NVIDIA TensorRT Model Optimizer is a Python library designed to compress and accelerate deep learning models for efficient inference on NVIDIA GPUs. It targets researchers and engineers working with large generative AI models, offering techniques like quantization, pruning, and speculative decoding to reduce model size and improve inference speed, seamlessly integrating with frameworks like TensorRT-LLM and TensorRT.

How It Works

The library provides Python APIs to apply various state-of-the-art optimization techniques to PyTorch or ONNX models. It supports advanced quantization algorithms (SmoothQuant, AWQ, SVDQuant, NVFP4, FP8, INT8, INT4) for both post-training quantization (PTQ) and quantization-aware training (QAT). Additionally, it includes implementations for pruning (weights, attention heads, MLP, embedding dimensions, depth), knowledge distillation, speculative decoding (Medusa, EAGLE), and sparsity patterns (NVIDIA 2:4, ASP, SparseGPT). The output is an optimized checkpoint ready for deployment.

Quick Start & Requirements

  • Installation: Recommended via Docker image (./docker/build.sh, docker run ...). Alternatively, pip install "nvidia-modelopt[all]" -U --extra-index-url https://pypi.nvidia.com. Install from source with pip install -e ".[all]" --extra-index-url https://pypi.nvidia.com.
  • Prerequisites: NVIDIA Container Toolkit for Docker. Python environment.

Data entries:
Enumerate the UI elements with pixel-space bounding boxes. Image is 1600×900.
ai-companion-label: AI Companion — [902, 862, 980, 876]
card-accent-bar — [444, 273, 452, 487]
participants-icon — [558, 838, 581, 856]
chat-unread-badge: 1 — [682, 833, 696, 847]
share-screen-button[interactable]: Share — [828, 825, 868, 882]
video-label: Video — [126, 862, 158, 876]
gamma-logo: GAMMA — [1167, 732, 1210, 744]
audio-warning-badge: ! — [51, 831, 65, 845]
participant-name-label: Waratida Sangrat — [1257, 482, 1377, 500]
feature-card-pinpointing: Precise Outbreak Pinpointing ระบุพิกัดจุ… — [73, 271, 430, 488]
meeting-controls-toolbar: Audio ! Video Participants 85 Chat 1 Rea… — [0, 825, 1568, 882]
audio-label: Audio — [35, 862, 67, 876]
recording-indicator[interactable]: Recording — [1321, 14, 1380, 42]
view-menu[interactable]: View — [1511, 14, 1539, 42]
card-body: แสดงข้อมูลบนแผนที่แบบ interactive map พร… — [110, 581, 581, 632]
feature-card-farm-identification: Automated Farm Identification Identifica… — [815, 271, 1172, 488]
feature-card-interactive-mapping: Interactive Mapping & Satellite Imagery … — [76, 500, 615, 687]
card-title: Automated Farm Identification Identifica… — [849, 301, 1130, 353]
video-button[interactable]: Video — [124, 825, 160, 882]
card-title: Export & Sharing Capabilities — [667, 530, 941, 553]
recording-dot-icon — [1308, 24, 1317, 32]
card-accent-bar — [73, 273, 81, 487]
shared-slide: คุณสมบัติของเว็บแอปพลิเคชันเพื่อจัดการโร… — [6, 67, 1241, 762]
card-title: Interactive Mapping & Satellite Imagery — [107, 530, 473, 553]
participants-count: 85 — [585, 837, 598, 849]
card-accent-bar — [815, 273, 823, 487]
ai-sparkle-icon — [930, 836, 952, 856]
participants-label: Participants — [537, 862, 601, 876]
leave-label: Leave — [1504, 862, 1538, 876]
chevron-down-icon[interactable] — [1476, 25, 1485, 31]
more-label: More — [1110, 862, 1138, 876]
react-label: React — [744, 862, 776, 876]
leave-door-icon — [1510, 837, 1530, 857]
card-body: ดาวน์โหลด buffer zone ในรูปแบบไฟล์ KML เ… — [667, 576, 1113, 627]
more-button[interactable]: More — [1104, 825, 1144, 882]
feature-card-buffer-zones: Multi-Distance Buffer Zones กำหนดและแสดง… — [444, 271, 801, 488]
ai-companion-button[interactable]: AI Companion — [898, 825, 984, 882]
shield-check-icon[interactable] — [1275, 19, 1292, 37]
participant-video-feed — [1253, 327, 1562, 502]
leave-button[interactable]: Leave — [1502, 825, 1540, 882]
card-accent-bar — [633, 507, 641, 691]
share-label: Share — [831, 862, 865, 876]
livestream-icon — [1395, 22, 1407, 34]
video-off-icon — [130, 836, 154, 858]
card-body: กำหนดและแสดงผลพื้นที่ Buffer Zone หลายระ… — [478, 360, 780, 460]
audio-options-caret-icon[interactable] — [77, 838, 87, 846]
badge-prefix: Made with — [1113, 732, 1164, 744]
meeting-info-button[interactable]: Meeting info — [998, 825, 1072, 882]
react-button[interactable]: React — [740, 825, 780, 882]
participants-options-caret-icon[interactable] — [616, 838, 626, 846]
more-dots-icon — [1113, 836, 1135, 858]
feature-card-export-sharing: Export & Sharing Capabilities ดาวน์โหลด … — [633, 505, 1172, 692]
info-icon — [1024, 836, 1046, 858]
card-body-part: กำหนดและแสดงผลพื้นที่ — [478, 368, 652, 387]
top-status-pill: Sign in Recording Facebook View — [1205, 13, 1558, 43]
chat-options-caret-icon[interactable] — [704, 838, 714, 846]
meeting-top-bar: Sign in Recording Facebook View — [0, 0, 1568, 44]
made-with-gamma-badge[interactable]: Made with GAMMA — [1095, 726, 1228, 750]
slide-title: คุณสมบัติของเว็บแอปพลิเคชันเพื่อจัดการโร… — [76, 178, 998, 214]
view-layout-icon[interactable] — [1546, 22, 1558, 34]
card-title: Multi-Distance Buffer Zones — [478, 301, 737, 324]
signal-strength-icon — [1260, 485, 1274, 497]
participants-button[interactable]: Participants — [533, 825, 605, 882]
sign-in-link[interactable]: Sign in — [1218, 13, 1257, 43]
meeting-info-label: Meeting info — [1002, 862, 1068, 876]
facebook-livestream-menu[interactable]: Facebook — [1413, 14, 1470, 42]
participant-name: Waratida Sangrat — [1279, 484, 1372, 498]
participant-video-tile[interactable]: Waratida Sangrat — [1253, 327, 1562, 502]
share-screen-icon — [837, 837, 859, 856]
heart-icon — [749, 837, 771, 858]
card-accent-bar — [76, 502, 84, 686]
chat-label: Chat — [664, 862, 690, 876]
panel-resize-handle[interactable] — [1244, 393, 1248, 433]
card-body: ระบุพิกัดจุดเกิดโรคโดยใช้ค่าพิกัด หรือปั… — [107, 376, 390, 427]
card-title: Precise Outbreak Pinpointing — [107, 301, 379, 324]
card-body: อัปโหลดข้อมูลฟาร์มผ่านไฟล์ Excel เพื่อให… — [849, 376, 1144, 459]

• _What to work on_
Transcribe the passage of the text on TensorRT Model Optimizer starting at "NVIDIA TensorRT Model" and ending at "TensorRT-LLM and TensorRT.".

• _Your solution_
NVIDIA TensorRT Model Optimizer is a Python library designed to compress and accelerate deep learning models for efficient inference on NVIDIA GPUs. It targets researchers and engineers working with large generative AI models, offering techniques like quantization, pruning, and speculative decoding to reduce model size and improve inference speed, seamlessly integrating with frameworks like TensorRT-LLM and TensorRT.